Dataset extract start
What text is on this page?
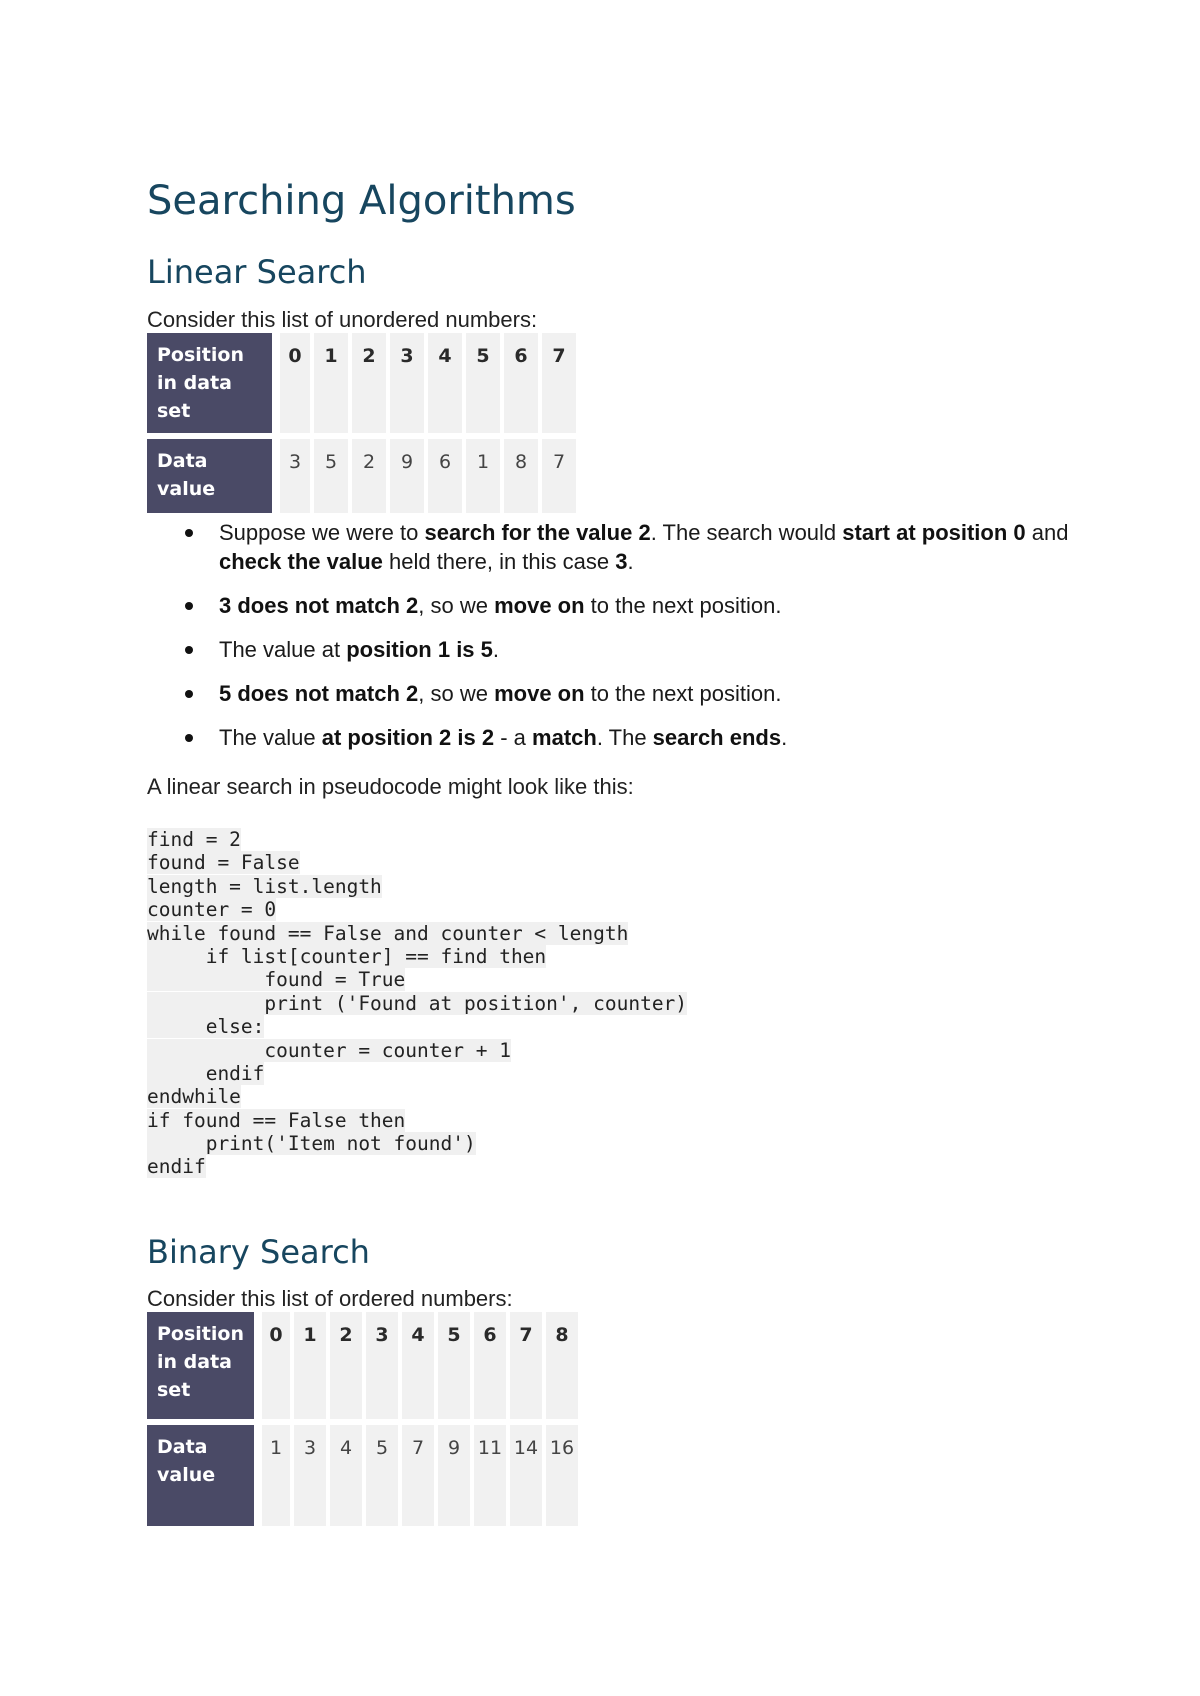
Searching Algorithms
Linear Search
Consider this list of unordered numbers:
Position
in data set	0	1	2	3	4	5	6	7
Data
value	3	5	2	9	6	1	8	7
Suppose we were to search for the value 2. The search would start at position 0 and check the value held there, in this case 3.
3 does not match 2, so we move on to the next position.
The value at position 1 is 5.
5 does not match 2, so we move on to the next position.
The value at position 2 is 2 - a match. The search ends.
A linear search in pseudocode might look like this:
find = 2
found = False
length = list.length
counter = 0
while found == False and counter < length
if list[counter] == find then
found = True
print ('Found at position', counter)
else:
counter = counter + 1
endif
endwhile
if found == False then
print('Item not found')
endif
Binary Search
Consider this list of ordered numbers:
Position
in data
set	0	1	2	3	4	5	6	7	8
Data
value	1	3	4	5	7	9	11	14	16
Dataset extract end
- Problem details: Transcribe the material exactly, and leave out whatever pictures it holds.

- Answer to this exercise:
What text is on this page?
Searching Algorithms
Linear Search
Consider this list of unordered numbers:
Position
in data set	0	1	2	3	4	5	6	7
Data
value	3	5	2	9	6	1	8	7
Suppose we were to search for the value 2. The search would start at position 0 and check the value held there, in this case 3.
3 does not match 2, so we move on to the next position.
The value at position 1 is 5.
5 does not match 2, so we move on to the next position.
The value at position 2 is 2 - a match. The search ends.
A linear search in pseudocode might look like this:
find = 2
found = False
length = list.length
counter = 0
while found == False and counter < length
if list[counter] == find then
found = True
print ('Found at position', counter)
else:
counter = counter + 1
endif
endwhile
if found == False then
print('Item not found')
endif
Binary Search
Consider this list of ordered numbers:
Position
in data
set	0	1	2	3	4	5	6	7	8
Data
value	1	3	4	5	7	9	11	14	16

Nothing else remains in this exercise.